(Source records)
* * * *

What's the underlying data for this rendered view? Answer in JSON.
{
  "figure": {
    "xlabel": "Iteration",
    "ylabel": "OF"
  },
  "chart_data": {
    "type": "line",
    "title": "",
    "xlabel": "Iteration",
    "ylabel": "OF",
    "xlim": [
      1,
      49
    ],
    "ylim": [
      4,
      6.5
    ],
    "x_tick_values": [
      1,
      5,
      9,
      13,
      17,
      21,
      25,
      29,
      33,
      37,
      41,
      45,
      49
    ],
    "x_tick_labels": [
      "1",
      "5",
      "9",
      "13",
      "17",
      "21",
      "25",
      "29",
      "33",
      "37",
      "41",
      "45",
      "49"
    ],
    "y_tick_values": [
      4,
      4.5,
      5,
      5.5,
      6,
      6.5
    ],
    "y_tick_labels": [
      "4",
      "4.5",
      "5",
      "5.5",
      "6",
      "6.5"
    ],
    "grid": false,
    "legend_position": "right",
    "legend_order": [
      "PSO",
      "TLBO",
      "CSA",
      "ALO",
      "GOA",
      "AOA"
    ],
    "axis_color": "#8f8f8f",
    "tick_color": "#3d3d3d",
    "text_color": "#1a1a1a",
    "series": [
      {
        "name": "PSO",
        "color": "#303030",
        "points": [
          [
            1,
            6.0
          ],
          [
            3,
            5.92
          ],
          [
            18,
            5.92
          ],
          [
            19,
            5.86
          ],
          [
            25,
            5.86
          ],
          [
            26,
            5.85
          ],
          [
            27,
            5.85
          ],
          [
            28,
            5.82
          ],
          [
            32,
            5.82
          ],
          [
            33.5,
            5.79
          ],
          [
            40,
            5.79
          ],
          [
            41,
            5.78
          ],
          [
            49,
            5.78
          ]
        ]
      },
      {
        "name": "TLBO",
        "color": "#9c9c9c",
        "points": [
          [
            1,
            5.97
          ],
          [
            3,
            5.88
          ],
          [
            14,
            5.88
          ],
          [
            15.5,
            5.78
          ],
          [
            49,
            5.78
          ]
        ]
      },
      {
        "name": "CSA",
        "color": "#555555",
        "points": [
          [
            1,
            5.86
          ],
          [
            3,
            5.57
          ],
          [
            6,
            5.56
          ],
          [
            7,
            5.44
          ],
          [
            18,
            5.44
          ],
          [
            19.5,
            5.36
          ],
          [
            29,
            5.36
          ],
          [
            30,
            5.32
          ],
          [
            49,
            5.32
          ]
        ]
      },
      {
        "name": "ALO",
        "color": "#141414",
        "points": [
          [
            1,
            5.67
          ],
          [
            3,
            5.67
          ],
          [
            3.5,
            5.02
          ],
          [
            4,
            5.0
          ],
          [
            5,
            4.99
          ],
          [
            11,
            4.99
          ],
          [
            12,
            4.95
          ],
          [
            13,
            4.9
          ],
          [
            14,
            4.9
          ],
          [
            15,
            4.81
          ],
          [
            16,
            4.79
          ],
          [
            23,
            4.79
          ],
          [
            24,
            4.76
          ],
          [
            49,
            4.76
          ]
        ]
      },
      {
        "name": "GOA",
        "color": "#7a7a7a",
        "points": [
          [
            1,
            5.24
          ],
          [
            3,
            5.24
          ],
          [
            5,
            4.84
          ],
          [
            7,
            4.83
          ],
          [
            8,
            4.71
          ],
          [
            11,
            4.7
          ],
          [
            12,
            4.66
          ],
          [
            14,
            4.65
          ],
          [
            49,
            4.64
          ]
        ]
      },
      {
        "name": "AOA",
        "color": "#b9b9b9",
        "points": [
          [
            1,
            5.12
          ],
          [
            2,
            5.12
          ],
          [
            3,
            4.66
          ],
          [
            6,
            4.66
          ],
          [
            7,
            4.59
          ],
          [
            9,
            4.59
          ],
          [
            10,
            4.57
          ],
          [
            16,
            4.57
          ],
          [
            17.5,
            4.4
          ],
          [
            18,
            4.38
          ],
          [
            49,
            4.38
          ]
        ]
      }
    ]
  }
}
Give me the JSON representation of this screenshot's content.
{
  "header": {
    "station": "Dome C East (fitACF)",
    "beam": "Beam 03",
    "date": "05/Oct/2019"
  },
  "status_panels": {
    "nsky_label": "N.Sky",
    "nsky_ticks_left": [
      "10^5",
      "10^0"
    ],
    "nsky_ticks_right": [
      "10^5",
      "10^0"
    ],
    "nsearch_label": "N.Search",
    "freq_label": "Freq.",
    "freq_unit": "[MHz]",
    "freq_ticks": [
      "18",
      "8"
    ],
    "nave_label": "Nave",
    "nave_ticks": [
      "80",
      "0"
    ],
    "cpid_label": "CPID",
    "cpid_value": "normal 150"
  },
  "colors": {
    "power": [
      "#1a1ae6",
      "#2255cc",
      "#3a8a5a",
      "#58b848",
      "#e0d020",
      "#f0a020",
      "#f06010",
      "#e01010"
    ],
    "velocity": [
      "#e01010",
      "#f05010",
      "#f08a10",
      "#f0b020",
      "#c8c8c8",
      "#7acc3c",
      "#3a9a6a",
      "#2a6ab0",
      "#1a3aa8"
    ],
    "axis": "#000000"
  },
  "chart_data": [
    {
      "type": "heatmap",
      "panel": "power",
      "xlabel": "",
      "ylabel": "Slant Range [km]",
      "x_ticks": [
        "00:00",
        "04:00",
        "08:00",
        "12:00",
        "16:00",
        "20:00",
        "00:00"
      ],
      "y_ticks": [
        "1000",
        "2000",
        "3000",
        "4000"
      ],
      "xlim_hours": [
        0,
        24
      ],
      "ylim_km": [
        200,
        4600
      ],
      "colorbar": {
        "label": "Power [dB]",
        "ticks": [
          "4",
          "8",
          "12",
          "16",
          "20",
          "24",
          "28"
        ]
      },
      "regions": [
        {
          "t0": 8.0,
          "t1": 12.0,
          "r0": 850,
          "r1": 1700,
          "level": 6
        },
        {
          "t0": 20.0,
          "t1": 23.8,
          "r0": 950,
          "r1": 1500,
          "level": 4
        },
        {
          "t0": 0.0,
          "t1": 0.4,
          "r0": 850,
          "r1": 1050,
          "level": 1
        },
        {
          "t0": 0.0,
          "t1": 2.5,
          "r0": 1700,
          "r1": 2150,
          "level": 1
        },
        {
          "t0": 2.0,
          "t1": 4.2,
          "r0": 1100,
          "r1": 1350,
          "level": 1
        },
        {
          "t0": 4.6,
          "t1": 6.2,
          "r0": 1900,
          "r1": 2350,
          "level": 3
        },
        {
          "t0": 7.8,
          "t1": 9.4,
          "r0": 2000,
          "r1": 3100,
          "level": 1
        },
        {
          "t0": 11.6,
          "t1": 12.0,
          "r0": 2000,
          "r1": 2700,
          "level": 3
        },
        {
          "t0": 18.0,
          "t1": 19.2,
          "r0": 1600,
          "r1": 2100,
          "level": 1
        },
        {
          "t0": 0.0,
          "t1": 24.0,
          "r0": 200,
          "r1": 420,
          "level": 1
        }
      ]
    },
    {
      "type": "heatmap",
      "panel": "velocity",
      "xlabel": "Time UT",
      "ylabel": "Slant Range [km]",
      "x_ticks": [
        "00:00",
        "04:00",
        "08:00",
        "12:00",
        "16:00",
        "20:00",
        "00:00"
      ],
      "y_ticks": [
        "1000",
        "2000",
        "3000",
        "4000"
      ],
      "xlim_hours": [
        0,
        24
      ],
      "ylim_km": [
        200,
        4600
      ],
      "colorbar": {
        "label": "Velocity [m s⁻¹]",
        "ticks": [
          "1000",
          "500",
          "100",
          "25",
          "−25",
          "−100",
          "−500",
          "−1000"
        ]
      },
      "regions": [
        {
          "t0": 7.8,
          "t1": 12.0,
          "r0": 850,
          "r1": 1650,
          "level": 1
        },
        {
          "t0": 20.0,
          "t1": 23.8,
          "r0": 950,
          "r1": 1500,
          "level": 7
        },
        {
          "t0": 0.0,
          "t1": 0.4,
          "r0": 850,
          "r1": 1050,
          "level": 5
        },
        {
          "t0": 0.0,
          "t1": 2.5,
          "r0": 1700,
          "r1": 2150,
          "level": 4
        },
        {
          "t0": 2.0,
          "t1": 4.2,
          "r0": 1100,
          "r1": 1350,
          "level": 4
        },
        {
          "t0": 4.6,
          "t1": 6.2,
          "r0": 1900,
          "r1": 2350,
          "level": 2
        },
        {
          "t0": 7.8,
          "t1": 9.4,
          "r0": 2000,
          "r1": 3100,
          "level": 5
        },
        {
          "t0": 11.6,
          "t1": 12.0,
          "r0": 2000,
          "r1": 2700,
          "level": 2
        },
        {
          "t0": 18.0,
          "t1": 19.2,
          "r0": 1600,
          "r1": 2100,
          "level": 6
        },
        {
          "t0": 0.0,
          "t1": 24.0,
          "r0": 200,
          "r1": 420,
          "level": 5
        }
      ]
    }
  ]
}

* * * *

Find every line in the records above that contains the word "JSON", and copy each one.

## Exercise output
What's the underlying data for this rendered view? Answer in JSON.
Give me the JSON representation of this screenshot's content.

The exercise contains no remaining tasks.